=== Exercise requirements ===
Where does the string "this" appear? Copy every line of the entries below that holds it.

=== Provided records ===
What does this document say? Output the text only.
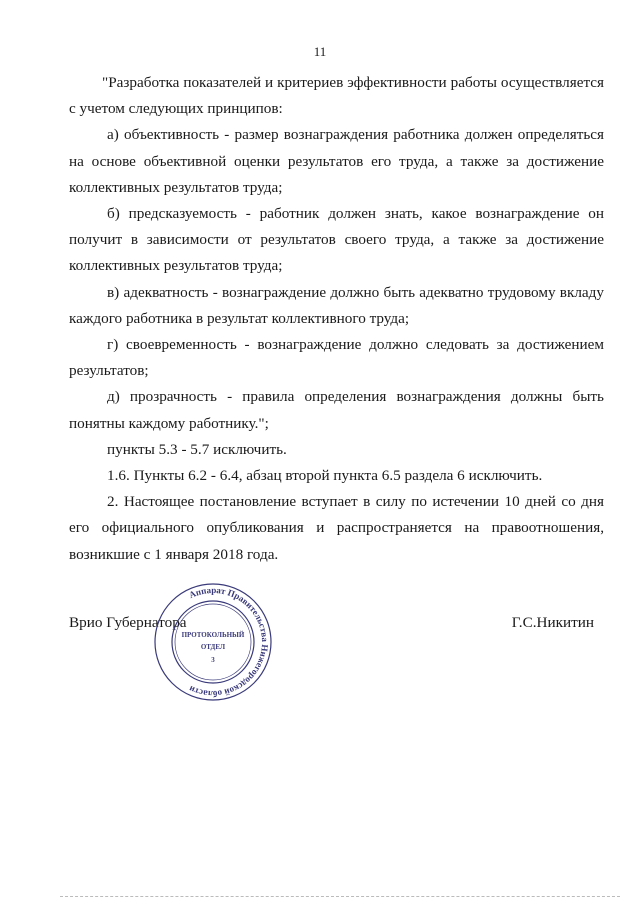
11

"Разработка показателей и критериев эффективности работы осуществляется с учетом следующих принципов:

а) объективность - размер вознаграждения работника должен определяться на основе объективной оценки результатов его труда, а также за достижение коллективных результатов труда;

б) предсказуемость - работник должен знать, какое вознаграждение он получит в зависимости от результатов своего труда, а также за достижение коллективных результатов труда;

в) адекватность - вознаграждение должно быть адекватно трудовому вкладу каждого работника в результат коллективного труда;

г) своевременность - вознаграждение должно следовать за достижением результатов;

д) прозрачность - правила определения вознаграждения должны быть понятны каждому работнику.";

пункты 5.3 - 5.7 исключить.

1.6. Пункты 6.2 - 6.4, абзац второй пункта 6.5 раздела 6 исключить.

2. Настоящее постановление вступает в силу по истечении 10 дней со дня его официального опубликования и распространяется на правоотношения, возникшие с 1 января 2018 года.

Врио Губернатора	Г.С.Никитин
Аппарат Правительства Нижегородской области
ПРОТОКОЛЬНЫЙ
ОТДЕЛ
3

* * *

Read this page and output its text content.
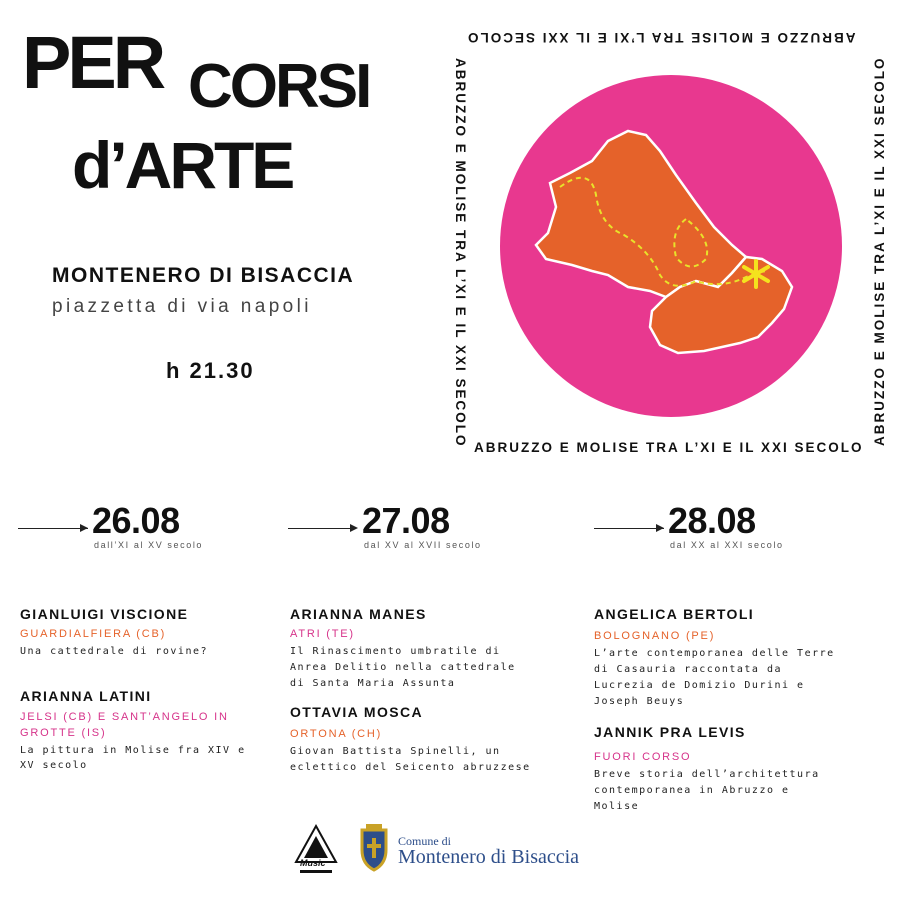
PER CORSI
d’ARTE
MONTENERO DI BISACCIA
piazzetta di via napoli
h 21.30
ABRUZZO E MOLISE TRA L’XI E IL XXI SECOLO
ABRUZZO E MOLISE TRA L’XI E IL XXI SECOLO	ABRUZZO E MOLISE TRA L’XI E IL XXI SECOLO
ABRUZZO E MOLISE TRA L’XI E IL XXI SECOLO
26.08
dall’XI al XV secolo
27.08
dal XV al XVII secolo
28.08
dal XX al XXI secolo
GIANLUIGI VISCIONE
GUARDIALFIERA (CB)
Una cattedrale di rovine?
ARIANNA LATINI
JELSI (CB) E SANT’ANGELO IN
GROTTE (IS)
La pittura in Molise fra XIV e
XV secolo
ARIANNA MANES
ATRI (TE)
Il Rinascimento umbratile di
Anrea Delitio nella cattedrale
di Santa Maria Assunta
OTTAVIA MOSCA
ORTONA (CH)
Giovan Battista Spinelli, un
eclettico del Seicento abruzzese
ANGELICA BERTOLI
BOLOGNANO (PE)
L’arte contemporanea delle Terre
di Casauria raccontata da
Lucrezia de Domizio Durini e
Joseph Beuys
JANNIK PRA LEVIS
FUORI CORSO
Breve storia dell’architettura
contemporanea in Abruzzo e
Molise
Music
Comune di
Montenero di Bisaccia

=== The answer ===
What does this document say? Output the text only.
Read this page and output its text content.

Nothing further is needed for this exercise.